(Data excerpts)
---
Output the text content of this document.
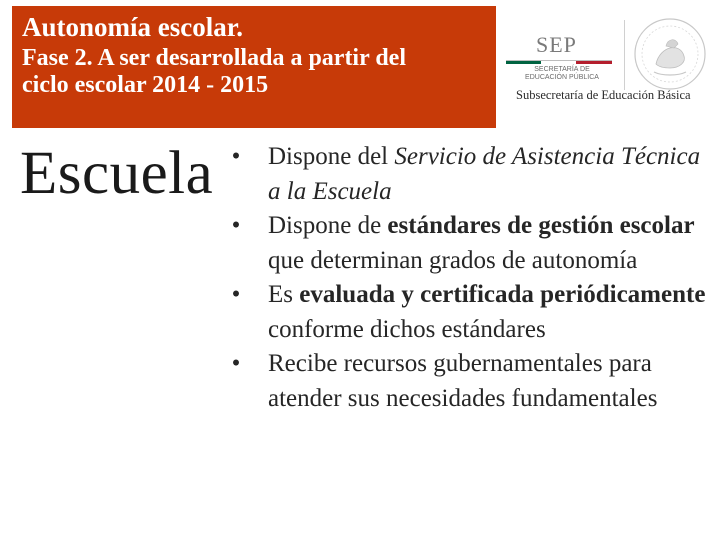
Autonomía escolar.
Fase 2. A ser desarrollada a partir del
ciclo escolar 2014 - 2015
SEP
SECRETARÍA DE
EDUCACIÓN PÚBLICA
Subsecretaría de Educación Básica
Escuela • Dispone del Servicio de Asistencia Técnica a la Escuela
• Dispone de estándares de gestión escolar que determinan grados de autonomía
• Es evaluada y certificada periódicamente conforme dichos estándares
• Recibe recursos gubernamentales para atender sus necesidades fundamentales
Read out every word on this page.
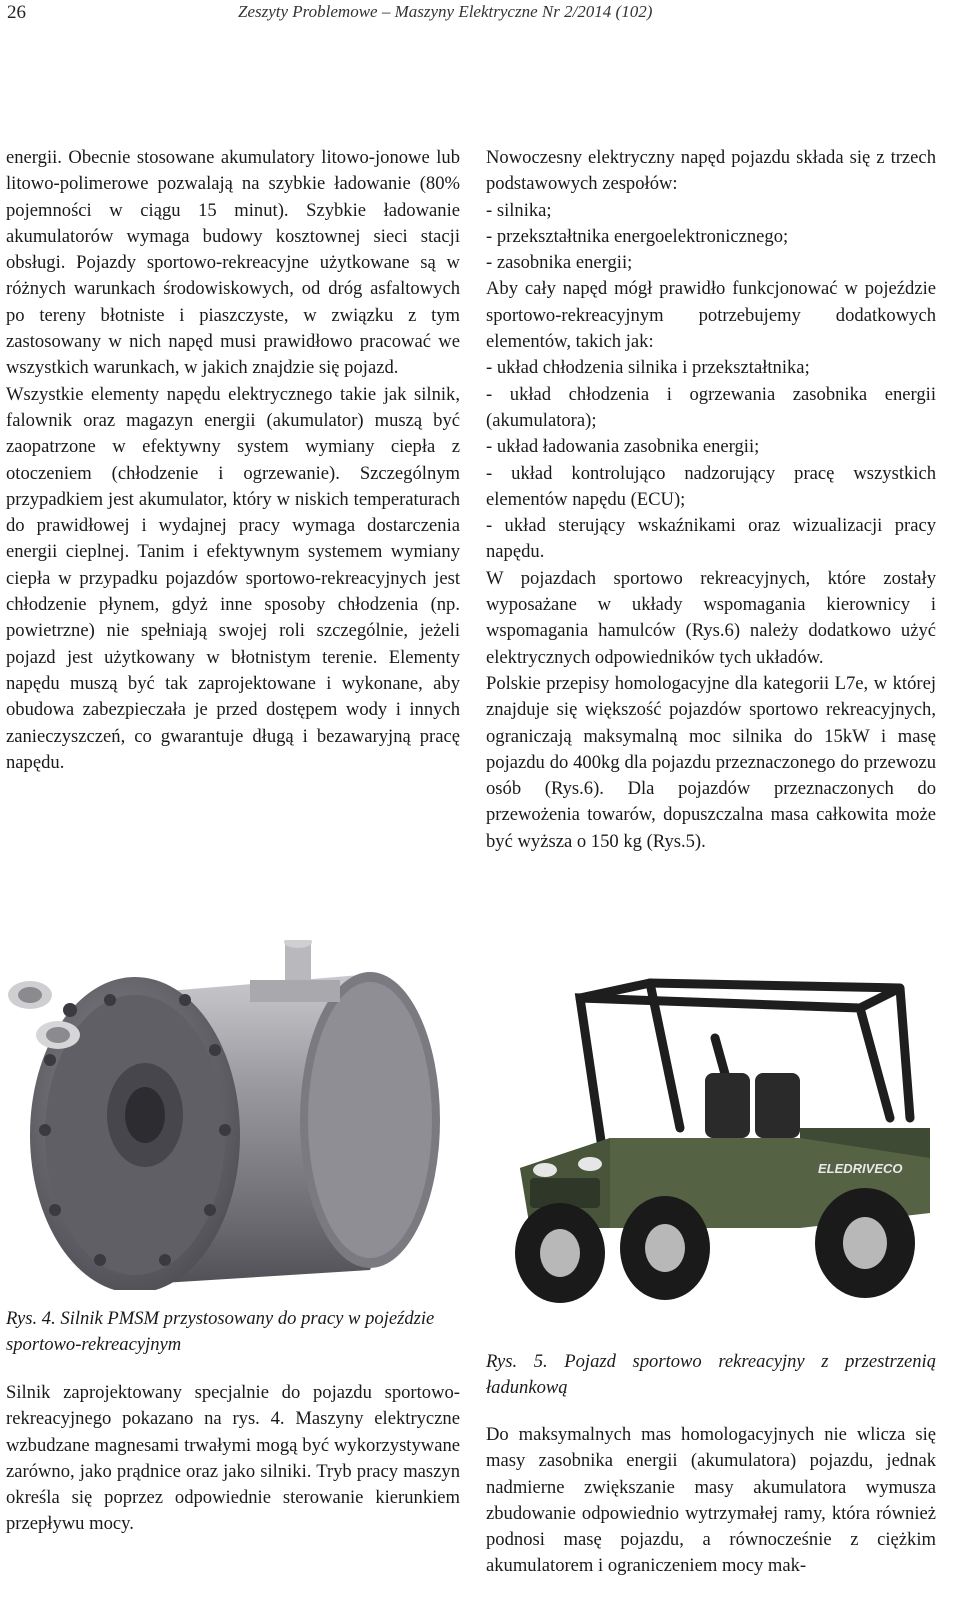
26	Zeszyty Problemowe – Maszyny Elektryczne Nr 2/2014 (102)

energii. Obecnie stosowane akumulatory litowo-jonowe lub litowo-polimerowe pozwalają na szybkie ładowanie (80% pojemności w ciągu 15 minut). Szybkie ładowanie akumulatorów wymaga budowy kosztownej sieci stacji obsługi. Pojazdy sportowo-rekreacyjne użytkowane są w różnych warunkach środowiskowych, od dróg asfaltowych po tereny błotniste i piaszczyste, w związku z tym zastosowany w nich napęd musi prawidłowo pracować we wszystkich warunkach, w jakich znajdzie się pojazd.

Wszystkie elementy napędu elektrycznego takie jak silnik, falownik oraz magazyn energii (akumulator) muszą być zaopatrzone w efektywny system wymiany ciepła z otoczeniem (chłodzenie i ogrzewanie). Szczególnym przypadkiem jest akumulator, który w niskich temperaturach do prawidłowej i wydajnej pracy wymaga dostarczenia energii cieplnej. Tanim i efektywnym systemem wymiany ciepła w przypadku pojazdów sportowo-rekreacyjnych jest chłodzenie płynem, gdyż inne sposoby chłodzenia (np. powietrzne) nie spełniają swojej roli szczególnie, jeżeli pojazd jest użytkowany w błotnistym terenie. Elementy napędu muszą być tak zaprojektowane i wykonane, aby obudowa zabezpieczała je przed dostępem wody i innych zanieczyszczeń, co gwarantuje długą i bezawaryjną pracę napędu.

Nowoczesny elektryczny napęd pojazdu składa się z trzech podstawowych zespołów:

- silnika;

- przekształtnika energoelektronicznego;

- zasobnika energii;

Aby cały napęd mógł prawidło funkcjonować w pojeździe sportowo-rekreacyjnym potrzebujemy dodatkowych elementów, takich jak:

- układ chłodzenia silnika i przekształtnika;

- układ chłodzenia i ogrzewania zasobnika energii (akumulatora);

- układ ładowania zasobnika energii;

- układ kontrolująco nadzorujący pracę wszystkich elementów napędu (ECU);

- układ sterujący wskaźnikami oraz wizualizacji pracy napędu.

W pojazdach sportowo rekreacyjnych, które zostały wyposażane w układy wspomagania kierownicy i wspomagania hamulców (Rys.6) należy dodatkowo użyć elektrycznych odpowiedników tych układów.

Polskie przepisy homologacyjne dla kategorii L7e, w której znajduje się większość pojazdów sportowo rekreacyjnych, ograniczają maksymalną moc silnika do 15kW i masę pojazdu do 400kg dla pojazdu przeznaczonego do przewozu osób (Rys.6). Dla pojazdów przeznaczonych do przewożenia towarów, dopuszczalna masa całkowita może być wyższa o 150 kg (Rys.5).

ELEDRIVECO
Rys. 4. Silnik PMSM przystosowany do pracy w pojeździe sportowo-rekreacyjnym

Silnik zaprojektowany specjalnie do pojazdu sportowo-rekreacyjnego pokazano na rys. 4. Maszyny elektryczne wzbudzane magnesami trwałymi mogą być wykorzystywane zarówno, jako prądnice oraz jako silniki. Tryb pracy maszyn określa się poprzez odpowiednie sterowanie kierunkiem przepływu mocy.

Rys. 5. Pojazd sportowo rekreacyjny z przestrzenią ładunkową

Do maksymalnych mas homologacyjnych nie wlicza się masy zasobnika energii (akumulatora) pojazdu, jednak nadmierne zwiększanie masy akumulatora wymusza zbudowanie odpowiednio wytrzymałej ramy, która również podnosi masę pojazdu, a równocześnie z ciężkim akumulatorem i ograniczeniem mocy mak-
---
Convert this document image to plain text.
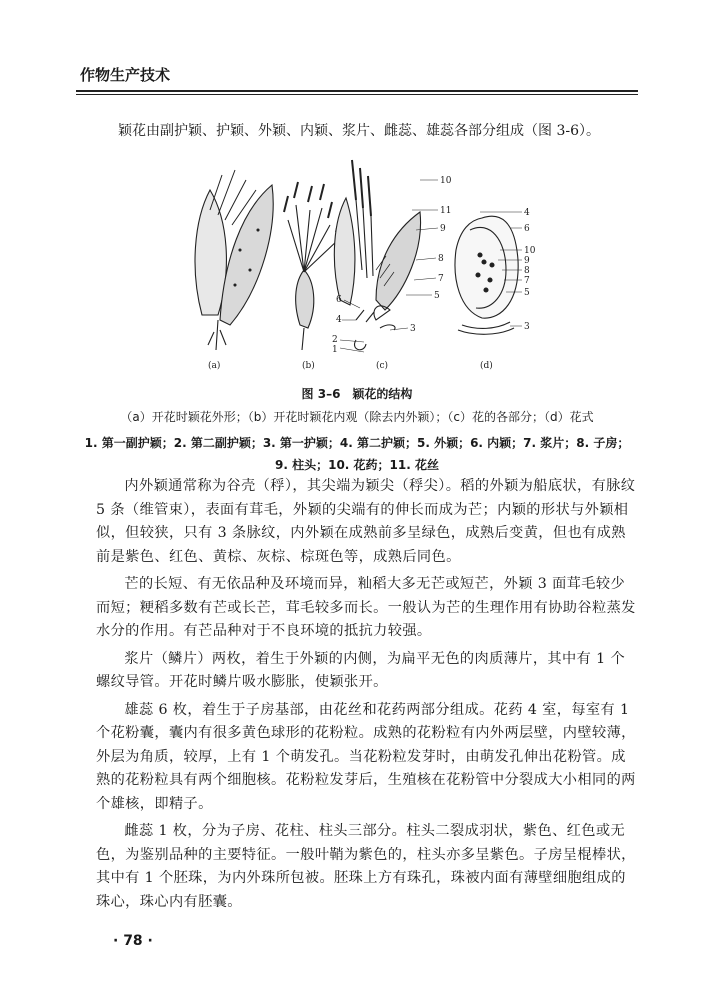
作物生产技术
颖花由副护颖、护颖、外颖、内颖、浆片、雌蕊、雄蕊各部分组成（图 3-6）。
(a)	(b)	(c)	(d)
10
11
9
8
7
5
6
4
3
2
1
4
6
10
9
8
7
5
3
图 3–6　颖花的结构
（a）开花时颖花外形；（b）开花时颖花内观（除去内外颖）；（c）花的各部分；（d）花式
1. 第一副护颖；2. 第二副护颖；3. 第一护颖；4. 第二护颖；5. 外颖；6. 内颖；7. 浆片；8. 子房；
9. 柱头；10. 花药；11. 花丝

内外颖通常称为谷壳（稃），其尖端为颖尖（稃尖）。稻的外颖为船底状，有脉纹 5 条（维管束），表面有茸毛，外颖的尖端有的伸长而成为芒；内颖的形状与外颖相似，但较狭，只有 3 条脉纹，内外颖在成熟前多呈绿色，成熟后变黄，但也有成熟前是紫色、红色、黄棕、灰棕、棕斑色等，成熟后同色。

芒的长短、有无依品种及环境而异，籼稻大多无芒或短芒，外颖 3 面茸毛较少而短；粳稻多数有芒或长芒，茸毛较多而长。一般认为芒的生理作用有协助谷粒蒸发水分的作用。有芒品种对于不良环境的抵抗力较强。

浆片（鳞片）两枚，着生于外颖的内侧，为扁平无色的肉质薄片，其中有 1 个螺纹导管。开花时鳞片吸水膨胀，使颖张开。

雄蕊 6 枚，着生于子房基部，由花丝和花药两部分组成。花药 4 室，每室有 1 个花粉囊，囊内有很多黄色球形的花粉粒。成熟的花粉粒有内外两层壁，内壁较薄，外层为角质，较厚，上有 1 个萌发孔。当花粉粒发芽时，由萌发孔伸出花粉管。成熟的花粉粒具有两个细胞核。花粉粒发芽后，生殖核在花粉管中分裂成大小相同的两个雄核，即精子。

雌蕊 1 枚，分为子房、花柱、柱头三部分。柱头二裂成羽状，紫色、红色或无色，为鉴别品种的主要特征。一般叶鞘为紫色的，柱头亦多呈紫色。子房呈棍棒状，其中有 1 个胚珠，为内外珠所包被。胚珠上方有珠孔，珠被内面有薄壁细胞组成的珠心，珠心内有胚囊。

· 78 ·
---
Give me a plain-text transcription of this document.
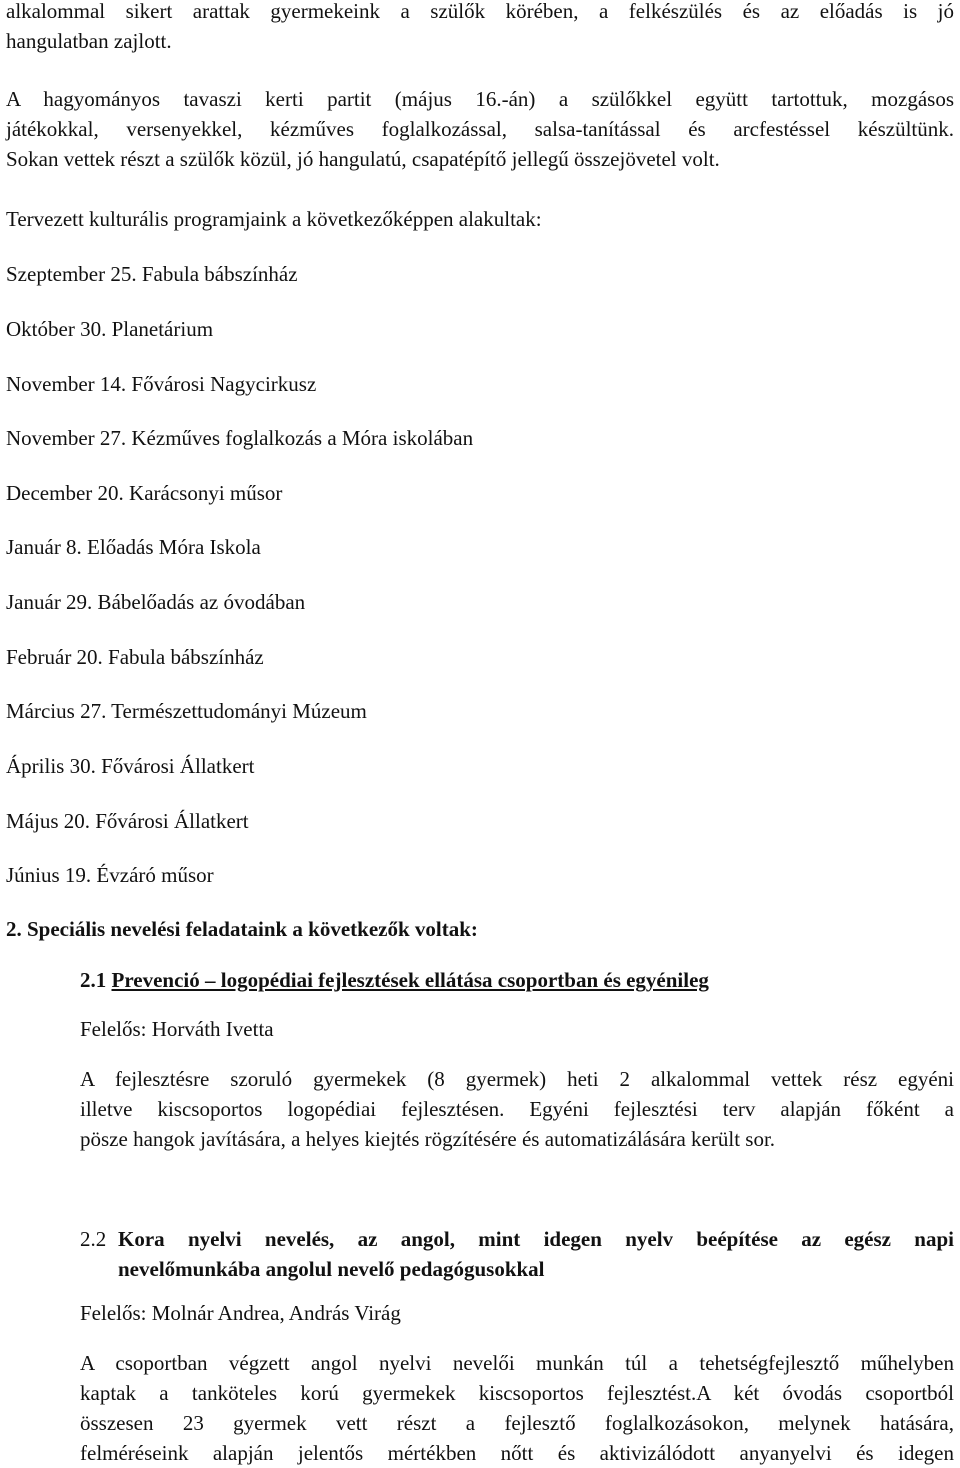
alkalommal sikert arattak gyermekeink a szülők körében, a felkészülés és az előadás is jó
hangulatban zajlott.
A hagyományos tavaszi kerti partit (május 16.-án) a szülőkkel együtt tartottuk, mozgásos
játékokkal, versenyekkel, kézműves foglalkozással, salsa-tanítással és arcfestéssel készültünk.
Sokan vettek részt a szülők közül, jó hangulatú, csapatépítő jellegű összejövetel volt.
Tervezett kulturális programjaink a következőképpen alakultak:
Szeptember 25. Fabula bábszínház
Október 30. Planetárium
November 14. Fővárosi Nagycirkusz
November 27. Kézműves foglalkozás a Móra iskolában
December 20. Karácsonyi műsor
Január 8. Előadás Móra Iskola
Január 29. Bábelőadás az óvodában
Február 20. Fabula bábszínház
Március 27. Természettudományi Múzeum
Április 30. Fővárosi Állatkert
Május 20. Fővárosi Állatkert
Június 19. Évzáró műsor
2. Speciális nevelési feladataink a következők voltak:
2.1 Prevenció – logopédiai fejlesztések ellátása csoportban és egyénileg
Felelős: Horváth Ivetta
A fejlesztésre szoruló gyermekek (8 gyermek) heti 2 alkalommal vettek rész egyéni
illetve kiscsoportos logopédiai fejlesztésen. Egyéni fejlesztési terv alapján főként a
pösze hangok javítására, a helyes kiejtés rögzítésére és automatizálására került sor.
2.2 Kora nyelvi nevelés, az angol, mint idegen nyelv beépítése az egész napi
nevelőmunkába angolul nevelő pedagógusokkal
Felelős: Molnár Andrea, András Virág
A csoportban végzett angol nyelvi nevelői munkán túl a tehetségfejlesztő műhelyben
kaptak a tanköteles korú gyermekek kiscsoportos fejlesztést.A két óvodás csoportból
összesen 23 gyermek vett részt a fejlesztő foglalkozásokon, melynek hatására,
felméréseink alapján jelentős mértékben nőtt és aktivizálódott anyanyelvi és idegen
---
» **Request**
Copy each line of the entries that includes the word "masę".

» **Task response**
Polskie przepisy homologacyjne dla kategorii L7e, w której znajduje się większość pojazdów sportowo rekreacyjnych, ograniczają maksymalną moc silnika do 15kW i masę pojazdu do 400kg dla pojazdu przeznaczonego do przewozu osób (Rys.6). Dla pojazdów przeznaczonych do przewożenia towarów, dopuszczalna masa całkowita może być wyższa o 150 kg (Rys.5).
Do maksymalnych mas homologacyjnych nie wlicza się masy zasobnika energii (akumulatora) pojazdu, jednak nadmierne zwiększanie masy akumulatora wymusza zbudowanie odpowiednio wytrzymałej ramy, która również podnosi masę pojazdu, a równocześnie z ciężkim akumulatorem i ograniczeniem mocy mak-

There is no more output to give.